**Listing:**
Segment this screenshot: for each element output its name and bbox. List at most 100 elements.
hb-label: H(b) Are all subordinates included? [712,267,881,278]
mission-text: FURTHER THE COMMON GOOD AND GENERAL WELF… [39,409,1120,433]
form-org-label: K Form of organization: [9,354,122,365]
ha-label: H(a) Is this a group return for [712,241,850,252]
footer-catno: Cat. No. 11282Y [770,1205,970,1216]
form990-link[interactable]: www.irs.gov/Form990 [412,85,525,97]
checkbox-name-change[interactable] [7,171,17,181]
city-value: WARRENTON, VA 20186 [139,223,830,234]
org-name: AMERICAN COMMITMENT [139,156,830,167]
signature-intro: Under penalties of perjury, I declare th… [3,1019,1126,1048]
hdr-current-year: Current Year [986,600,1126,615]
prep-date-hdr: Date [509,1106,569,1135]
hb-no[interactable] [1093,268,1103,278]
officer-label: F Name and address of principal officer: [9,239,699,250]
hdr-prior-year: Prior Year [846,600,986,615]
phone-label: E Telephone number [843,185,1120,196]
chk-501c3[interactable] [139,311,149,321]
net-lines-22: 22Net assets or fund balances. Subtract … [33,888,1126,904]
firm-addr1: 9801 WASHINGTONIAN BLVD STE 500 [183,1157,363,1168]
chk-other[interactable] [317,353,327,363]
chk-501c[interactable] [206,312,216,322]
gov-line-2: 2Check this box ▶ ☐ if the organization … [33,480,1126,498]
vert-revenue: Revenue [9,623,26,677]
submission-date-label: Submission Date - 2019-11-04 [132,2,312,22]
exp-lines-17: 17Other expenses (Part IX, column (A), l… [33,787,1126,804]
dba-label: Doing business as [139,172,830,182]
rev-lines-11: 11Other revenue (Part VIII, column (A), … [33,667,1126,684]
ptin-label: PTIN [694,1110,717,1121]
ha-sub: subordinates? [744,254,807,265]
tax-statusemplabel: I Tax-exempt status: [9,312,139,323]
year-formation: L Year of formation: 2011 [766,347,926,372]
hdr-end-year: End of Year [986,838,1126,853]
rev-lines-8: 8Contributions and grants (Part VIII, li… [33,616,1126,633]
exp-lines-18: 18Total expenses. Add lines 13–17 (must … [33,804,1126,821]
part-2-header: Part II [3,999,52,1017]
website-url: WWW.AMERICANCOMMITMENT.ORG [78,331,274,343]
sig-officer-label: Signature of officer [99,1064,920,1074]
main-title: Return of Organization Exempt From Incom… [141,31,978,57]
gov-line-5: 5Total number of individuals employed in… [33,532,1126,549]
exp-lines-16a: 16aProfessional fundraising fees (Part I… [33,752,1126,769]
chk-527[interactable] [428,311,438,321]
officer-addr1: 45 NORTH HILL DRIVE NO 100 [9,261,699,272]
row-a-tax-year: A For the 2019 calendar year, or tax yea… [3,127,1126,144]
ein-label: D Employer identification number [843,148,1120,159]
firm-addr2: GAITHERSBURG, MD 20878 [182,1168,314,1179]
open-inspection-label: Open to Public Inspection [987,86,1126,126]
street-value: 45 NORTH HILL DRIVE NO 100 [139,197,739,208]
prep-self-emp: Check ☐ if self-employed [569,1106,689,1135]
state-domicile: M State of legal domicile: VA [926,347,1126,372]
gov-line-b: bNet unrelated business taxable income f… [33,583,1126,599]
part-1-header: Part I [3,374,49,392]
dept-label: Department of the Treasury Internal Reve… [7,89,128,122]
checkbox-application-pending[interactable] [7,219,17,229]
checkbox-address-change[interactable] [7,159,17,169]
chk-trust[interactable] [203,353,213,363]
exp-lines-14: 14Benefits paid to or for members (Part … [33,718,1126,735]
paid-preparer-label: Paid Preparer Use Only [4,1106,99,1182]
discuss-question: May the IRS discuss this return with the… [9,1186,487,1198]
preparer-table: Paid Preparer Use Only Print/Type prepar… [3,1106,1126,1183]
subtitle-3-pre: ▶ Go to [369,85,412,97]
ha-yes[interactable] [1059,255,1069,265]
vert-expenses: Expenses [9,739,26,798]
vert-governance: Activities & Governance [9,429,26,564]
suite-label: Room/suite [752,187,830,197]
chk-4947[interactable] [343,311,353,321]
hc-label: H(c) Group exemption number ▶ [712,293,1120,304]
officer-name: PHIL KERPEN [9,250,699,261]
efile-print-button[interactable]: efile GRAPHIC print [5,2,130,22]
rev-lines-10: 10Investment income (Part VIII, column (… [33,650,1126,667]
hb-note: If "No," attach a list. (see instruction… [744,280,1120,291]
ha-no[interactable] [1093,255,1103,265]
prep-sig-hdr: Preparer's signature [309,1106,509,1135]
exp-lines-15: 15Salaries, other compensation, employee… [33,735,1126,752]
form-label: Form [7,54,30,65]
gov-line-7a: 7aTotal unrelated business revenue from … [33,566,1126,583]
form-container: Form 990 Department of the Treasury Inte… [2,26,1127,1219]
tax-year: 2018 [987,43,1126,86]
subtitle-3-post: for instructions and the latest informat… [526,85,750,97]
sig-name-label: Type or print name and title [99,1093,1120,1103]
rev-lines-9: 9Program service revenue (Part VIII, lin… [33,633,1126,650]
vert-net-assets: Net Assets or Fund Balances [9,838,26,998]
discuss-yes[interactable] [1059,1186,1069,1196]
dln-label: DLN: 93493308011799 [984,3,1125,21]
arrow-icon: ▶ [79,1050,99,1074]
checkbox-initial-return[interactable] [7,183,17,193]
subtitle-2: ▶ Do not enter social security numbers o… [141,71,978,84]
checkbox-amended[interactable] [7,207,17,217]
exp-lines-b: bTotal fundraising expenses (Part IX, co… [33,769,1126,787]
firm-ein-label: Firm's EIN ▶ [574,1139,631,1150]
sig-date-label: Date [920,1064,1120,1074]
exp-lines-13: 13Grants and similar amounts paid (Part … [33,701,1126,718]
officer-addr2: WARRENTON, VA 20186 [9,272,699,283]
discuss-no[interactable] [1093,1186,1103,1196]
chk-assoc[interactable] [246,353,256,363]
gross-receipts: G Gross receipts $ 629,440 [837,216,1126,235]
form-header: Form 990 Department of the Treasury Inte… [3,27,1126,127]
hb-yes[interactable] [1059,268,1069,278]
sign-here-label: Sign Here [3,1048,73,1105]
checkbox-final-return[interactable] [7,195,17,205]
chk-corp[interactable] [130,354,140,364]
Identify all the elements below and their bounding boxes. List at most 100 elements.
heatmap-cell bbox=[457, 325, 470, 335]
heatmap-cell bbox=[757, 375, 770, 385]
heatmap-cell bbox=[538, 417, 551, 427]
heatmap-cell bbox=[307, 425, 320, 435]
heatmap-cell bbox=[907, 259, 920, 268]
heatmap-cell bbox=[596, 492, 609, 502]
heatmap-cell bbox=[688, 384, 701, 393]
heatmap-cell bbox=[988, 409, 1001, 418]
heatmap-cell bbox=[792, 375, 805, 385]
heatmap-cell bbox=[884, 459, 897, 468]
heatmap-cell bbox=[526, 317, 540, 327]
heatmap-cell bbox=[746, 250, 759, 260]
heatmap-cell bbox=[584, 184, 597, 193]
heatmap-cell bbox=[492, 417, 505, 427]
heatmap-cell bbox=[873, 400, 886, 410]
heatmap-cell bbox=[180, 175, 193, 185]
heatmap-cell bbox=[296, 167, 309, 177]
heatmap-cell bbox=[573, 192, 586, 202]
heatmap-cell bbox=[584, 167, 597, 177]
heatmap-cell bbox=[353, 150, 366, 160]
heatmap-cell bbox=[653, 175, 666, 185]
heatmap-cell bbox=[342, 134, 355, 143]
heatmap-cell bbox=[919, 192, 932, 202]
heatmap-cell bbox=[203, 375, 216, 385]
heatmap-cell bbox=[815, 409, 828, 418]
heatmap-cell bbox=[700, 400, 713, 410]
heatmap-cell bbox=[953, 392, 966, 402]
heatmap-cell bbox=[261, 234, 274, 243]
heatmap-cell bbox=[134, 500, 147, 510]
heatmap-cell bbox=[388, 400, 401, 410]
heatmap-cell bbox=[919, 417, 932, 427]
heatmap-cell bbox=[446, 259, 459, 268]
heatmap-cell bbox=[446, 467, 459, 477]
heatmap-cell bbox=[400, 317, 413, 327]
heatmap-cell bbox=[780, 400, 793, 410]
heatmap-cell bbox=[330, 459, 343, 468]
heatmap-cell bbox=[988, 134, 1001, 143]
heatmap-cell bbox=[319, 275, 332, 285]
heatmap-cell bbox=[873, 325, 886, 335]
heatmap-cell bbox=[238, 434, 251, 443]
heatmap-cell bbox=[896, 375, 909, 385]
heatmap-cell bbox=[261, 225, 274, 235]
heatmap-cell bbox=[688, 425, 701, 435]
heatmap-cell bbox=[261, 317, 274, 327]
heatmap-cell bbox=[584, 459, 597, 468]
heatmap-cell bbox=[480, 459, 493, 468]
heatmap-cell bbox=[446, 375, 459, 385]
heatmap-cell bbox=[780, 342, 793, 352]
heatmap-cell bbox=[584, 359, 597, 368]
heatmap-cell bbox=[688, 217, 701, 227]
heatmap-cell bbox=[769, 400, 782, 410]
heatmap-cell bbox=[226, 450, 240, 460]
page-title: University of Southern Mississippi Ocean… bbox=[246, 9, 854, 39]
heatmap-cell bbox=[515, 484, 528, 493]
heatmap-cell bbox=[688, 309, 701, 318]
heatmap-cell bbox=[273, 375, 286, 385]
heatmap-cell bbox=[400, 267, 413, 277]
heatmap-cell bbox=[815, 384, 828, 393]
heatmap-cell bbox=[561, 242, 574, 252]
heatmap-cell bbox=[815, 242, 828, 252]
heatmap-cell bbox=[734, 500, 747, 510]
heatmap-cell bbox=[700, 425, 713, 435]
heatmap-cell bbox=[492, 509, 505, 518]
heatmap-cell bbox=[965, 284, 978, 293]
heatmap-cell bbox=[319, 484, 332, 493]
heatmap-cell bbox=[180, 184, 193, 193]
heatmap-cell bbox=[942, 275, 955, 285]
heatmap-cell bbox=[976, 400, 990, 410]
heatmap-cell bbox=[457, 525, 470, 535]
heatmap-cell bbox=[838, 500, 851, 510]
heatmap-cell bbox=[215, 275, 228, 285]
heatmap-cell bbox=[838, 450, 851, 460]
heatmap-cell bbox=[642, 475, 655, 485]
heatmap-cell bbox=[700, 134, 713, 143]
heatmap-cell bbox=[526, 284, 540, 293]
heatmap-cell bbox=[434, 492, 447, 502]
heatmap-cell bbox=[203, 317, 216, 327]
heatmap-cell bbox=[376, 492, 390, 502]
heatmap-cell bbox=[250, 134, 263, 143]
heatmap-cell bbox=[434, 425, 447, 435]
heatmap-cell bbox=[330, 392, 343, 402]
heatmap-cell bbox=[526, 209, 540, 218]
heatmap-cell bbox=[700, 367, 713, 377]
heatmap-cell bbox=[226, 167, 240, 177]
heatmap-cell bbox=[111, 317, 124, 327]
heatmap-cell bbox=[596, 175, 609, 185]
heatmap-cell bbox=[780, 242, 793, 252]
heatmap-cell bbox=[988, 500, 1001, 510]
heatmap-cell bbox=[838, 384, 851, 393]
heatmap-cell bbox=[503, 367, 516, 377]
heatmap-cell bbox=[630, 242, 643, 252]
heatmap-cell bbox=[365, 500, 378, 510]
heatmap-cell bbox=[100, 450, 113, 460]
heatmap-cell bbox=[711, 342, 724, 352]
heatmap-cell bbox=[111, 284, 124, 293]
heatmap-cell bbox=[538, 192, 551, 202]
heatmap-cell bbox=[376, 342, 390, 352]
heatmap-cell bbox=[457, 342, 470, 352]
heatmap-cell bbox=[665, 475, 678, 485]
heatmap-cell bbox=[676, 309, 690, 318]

**Set task:**
Reproduce word for word the stretch of the records from the very start through the line containing "main-title: Return of", including both ends.

**Exercise answer:**
Segment this screenshot: for each element output its name and bbox. List at most 100 elements.
hb-label: H(b) Are all subordinates included? [712,267,881,278]
mission-text: FURTHER THE COMMON GOOD AND GENERAL WELF… [39,409,1120,433]
form-org-label: K Form of organization: [9,354,122,365]
ha-label: H(a) Is this a group return for [712,241,850,252]
footer-catno: Cat. No. 11282Y [770,1205,970,1216]
form990-link[interactable]: www.irs.gov/Form990 [412,85,525,97]
checkbox-name-change[interactable] [7,171,17,181]
city-value: WARRENTON, VA 20186 [139,223,830,234]
org-name: AMERICAN COMMITMENT [139,156,830,167]
signature-intro: Under penalties of perjury, I declare th… [3,1019,1126,1048]
hdr-current-year: Current Year [986,600,1126,615]
prep-date-hdr: Date [509,1106,569,1135]
hb-no[interactable] [1093,268,1103,278]
officer-label: F Name and address of principal officer: [9,239,699,250]
hdr-prior-year: Prior Year [846,600,986,615]
phone-label: E Telephone number [843,185,1120,196]
chk-501c3[interactable] [139,311,149,321]
net-lines-22: 22Net assets or fund balances. Subtract … [33,888,1126,904]
firm-addr1: 9801 WASHINGTONIAN BLVD STE 500 [183,1157,363,1168]
chk-other[interactable] [317,353,327,363]
chk-501c[interactable] [206,312,216,322]
gov-line-2: 2Check this box ▶ ☐ if the organization … [33,480,1126,498]
vert-revenue: Revenue [9,623,26,677]
submission-date-label: Submission Date - 2019-11-04 [132,2,312,22]
exp-lines-17: 17Other expenses (Part IX, column (A), l… [33,787,1126,804]
dba-label: Doing business as [139,172,830,182]
rev-lines-11: 11Other revenue (Part VIII, column (A), … [33,667,1126,684]
ptin-label: PTIN [694,1110,717,1121]
ha-sub: subordinates? [744,254,807,265]
tax-statusemplabel: I Tax-exempt status: [9,312,139,323]
year-formation: L Year of formation: 2011 [766,347,926,372]
hdr-end-year: End of Year [986,838,1126,853]
rev-lines-8: 8Contributions and grants (Part VIII, li… [33,616,1126,633]
exp-lines-18: 18Total expenses. Add lines 13–17 (must … [33,804,1126,821]
part-2-header: Part II [3,999,52,1017]
website-url: WWW.AMERICANCOMMITMENT.ORG [78,331,274,343]
sig-officer-label: Signature of officer [99,1064,920,1074]
main-title: Return of Organization Exempt From Incom… [141,31,978,57]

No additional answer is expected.